- **What is required**
Isolate every line in the data with the string "Viby" and copy it.

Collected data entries
================
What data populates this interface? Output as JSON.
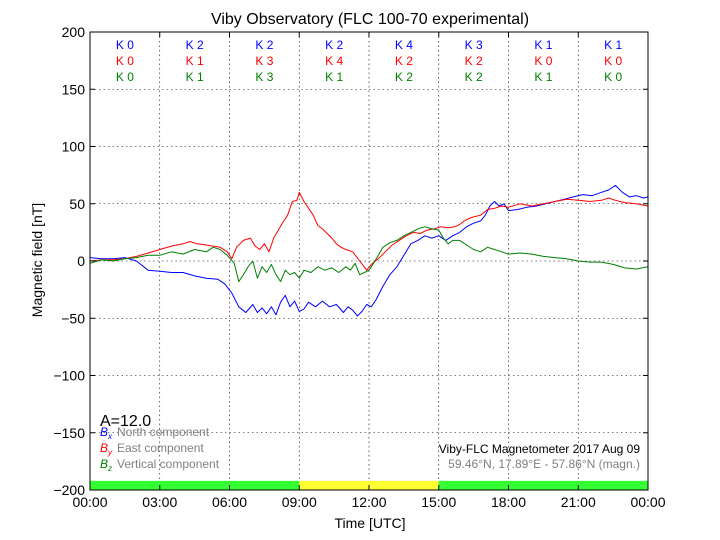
{
  "chart_data": {
    "type": "line",
    "title": "Viby Observatory (FLC 100-70 experimental)",
    "xlabel": "Time [UTC]",
    "ylabel": "Magnetic field [nT]",
    "xlim": [
      0,
      24
    ],
    "ylim": [
      -200,
      200
    ],
    "x_ticks": [
      0,
      3,
      6,
      9,
      12,
      15,
      18,
      21,
      24
    ],
    "x_tick_labels": [
      "00:00",
      "03:00",
      "06:00",
      "09:00",
      "12:00",
      "15:00",
      "18:00",
      "21:00",
      "00:00"
    ],
    "y_ticks": [
      -200,
      -150,
      -100,
      -50,
      0,
      50,
      100,
      150,
      200
    ],
    "y_tick_labels": [
      "−200",
      "−150",
      "−100",
      "−50",
      "0",
      "50",
      "100",
      "150",
      "200"
    ],
    "grid": true,
    "series": [
      {
        "name": "North component",
        "symbol": "B",
        "subscript": "x",
        "color": "#0000ff",
        "points": [
          [
            0.0,
            3
          ],
          [
            0.5,
            2
          ],
          [
            1.0,
            2
          ],
          [
            1.5,
            3
          ],
          [
            2.0,
            0
          ],
          [
            2.5,
            -8
          ],
          [
            3.0,
            -9
          ],
          [
            3.5,
            -10
          ],
          [
            4.0,
            -10
          ],
          [
            4.5,
            -13
          ],
          [
            5.0,
            -15
          ],
          [
            5.5,
            -16
          ],
          [
            5.8,
            -20
          ],
          [
            6.1,
            -28
          ],
          [
            6.4,
            -40
          ],
          [
            6.7,
            -45
          ],
          [
            7.0,
            -38
          ],
          [
            7.2,
            -45
          ],
          [
            7.4,
            -41
          ],
          [
            7.6,
            -46
          ],
          [
            7.8,
            -40
          ],
          [
            8.0,
            -47
          ],
          [
            8.2,
            -36
          ],
          [
            8.4,
            -30
          ],
          [
            8.6,
            -40
          ],
          [
            8.8,
            -35
          ],
          [
            9.0,
            -44
          ],
          [
            9.2,
            -42
          ],
          [
            9.4,
            -36
          ],
          [
            9.7,
            -40
          ],
          [
            10.0,
            -35
          ],
          [
            10.3,
            -40
          ],
          [
            10.6,
            -38
          ],
          [
            10.9,
            -45
          ],
          [
            11.1,
            -40
          ],
          [
            11.3,
            -43
          ],
          [
            11.5,
            -48
          ],
          [
            11.7,
            -44
          ],
          [
            11.9,
            -38
          ],
          [
            12.1,
            -40
          ],
          [
            12.3,
            -34
          ],
          [
            12.6,
            -22
          ],
          [
            12.9,
            -12
          ],
          [
            13.2,
            -5
          ],
          [
            13.5,
            5
          ],
          [
            13.8,
            15
          ],
          [
            14.1,
            18
          ],
          [
            14.4,
            22
          ],
          [
            14.7,
            20
          ],
          [
            15.0,
            22
          ],
          [
            15.3,
            18
          ],
          [
            15.6,
            22
          ],
          [
            15.9,
            25
          ],
          [
            16.2,
            30
          ],
          [
            16.5,
            33
          ],
          [
            16.8,
            35
          ],
          [
            17.0,
            40
          ],
          [
            17.2,
            48
          ],
          [
            17.4,
            52
          ],
          [
            17.6,
            48
          ],
          [
            17.8,
            50
          ],
          [
            18.0,
            44
          ],
          [
            18.4,
            45
          ],
          [
            18.8,
            47
          ],
          [
            19.2,
            48
          ],
          [
            19.6,
            50
          ],
          [
            20.0,
            52
          ],
          [
            20.4,
            54
          ],
          [
            20.8,
            56
          ],
          [
            21.2,
            58
          ],
          [
            21.6,
            57
          ],
          [
            22.0,
            60
          ],
          [
            22.3,
            62
          ],
          [
            22.6,
            66
          ],
          [
            22.9,
            60
          ],
          [
            23.2,
            56
          ],
          [
            23.5,
            57
          ],
          [
            23.8,
            55
          ],
          [
            24.0,
            56
          ]
        ]
      },
      {
        "name": "East component",
        "symbol": "B",
        "subscript": "y",
        "color": "#ff0000",
        "points": [
          [
            0.0,
            0
          ],
          [
            0.5,
            1
          ],
          [
            1.0,
            1
          ],
          [
            1.5,
            2
          ],
          [
            2.0,
            4
          ],
          [
            2.5,
            7
          ],
          [
            3.0,
            10
          ],
          [
            3.5,
            13
          ],
          [
            4.0,
            15
          ],
          [
            4.3,
            17
          ],
          [
            4.6,
            15
          ],
          [
            5.0,
            14
          ],
          [
            5.3,
            13
          ],
          [
            5.6,
            12
          ],
          [
            5.9,
            8
          ],
          [
            6.1,
            2
          ],
          [
            6.3,
            12
          ],
          [
            6.6,
            18
          ],
          [
            6.9,
            20
          ],
          [
            7.1,
            13
          ],
          [
            7.3,
            10
          ],
          [
            7.5,
            15
          ],
          [
            7.7,
            8
          ],
          [
            7.9,
            20
          ],
          [
            8.1,
            27
          ],
          [
            8.3,
            34
          ],
          [
            8.5,
            40
          ],
          [
            8.7,
            52
          ],
          [
            8.9,
            53
          ],
          [
            9.0,
            60
          ],
          [
            9.2,
            52
          ],
          [
            9.4,
            46
          ],
          [
            9.6,
            40
          ],
          [
            9.8,
            31
          ],
          [
            10.0,
            28
          ],
          [
            10.2,
            24
          ],
          [
            10.4,
            20
          ],
          [
            10.6,
            15
          ],
          [
            10.8,
            12
          ],
          [
            11.0,
            10
          ],
          [
            11.3,
            8
          ],
          [
            11.6,
            0
          ],
          [
            11.9,
            -8
          ],
          [
            12.1,
            -3
          ],
          [
            12.4,
            2
          ],
          [
            12.7,
            8
          ],
          [
            13.0,
            14
          ],
          [
            13.3,
            18
          ],
          [
            13.6,
            22
          ],
          [
            13.9,
            25
          ],
          [
            14.2,
            24
          ],
          [
            14.5,
            27
          ],
          [
            14.8,
            28
          ],
          [
            15.1,
            30
          ],
          [
            15.4,
            29
          ],
          [
            15.7,
            30
          ],
          [
            15.9,
            32
          ],
          [
            16.1,
            35
          ],
          [
            16.4,
            38
          ],
          [
            16.8,
            40
          ],
          [
            17.1,
            45
          ],
          [
            17.4,
            46
          ],
          [
            17.7,
            48
          ],
          [
            18.0,
            47
          ],
          [
            18.5,
            50
          ],
          [
            19.0,
            48
          ],
          [
            19.5,
            50
          ],
          [
            20.0,
            52
          ],
          [
            20.5,
            54
          ],
          [
            21.0,
            53
          ],
          [
            21.5,
            52
          ],
          [
            22.0,
            53
          ],
          [
            22.3,
            55
          ],
          [
            22.6,
            53
          ],
          [
            23.0,
            51
          ],
          [
            23.5,
            50
          ],
          [
            24.0,
            48
          ]
        ]
      },
      {
        "name": "Vertical component",
        "symbol": "B",
        "subscript": "z",
        "color": "#008000",
        "points": [
          [
            0.0,
            -2
          ],
          [
            0.5,
            1
          ],
          [
            1.0,
            0
          ],
          [
            1.5,
            2
          ],
          [
            2.0,
            3
          ],
          [
            2.5,
            5
          ],
          [
            3.0,
            5
          ],
          [
            3.5,
            8
          ],
          [
            4.0,
            6
          ],
          [
            4.5,
            10
          ],
          [
            5.0,
            8
          ],
          [
            5.3,
            12
          ],
          [
            5.6,
            10
          ],
          [
            5.9,
            5
          ],
          [
            6.2,
            -2
          ],
          [
            6.4,
            -18
          ],
          [
            6.6,
            -12
          ],
          [
            6.8,
            -5
          ],
          [
            7.0,
            0
          ],
          [
            7.2,
            -15
          ],
          [
            7.4,
            -5
          ],
          [
            7.6,
            -10
          ],
          [
            7.8,
            -3
          ],
          [
            8.0,
            -12
          ],
          [
            8.2,
            -18
          ],
          [
            8.4,
            -8
          ],
          [
            8.6,
            -12
          ],
          [
            8.8,
            -10
          ],
          [
            9.0,
            -15
          ],
          [
            9.2,
            -8
          ],
          [
            9.5,
            -10
          ],
          [
            9.8,
            -5
          ],
          [
            10.1,
            -8
          ],
          [
            10.4,
            -6
          ],
          [
            10.7,
            -10
          ],
          [
            11.0,
            -5
          ],
          [
            11.2,
            -8
          ],
          [
            11.4,
            -2
          ],
          [
            11.6,
            -12
          ],
          [
            11.8,
            -10
          ],
          [
            12.0,
            -8
          ],
          [
            12.2,
            -2
          ],
          [
            12.4,
            5
          ],
          [
            12.6,
            12
          ],
          [
            12.9,
            16
          ],
          [
            13.2,
            18
          ],
          [
            13.5,
            22
          ],
          [
            13.8,
            25
          ],
          [
            14.1,
            28
          ],
          [
            14.4,
            30
          ],
          [
            14.7,
            28
          ],
          [
            15.0,
            27
          ],
          [
            15.2,
            20
          ],
          [
            15.4,
            15
          ],
          [
            15.6,
            18
          ],
          [
            15.9,
            18
          ],
          [
            16.2,
            14
          ],
          [
            16.5,
            10
          ],
          [
            16.8,
            8
          ],
          [
            17.1,
            12
          ],
          [
            17.4,
            10
          ],
          [
            17.7,
            8
          ],
          [
            18.0,
            6
          ],
          [
            18.5,
            7
          ],
          [
            19.0,
            6
          ],
          [
            19.5,
            4
          ],
          [
            20.0,
            3
          ],
          [
            20.5,
            2
          ],
          [
            21.0,
            0
          ],
          [
            21.5,
            -1
          ],
          [
            22.0,
            -1
          ],
          [
            22.5,
            -3
          ],
          [
            23.0,
            -6
          ],
          [
            23.5,
            -7
          ],
          [
            24.0,
            -5
          ]
        ]
      }
    ],
    "k_index_rows": [
      {
        "color": "#0000ff",
        "labels": [
          "K 0",
          "K 2",
          "K 2",
          "K 2",
          "K 4",
          "K 3",
          "K 1",
          "K 1"
        ]
      },
      {
        "color": "#ff0000",
        "labels": [
          "K 0",
          "K 1",
          "K 3",
          "K 4",
          "K 2",
          "K 2",
          "K 0",
          "K 0"
        ]
      },
      {
        "color": "#008000",
        "labels": [
          "K 0",
          "K 1",
          "K 3",
          "K 1",
          "K 2",
          "K 2",
          "K 1",
          "K 0"
        ]
      }
    ],
    "a_index": "A=12.0",
    "station_text": "Viby-FLC Magnetometer 2017 Aug 09",
    "coords_text": "59.46°N, 17.89°E - 57.86°N (magn.)",
    "daylight_bar": [
      {
        "from": 0,
        "to": 9,
        "color": "#33ff33"
      },
      {
        "from": 9,
        "to": 15,
        "color": "#ffff33"
      },
      {
        "from": 15,
        "to": 24,
        "color": "#33ff33"
      }
    ]
  }
}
================
- **Correct answer**
    "title": "Viby Observatory (FLC 100-70 experimental)",
    "station_text": "Viby-FLC Magnetometer 2017 Aug 09",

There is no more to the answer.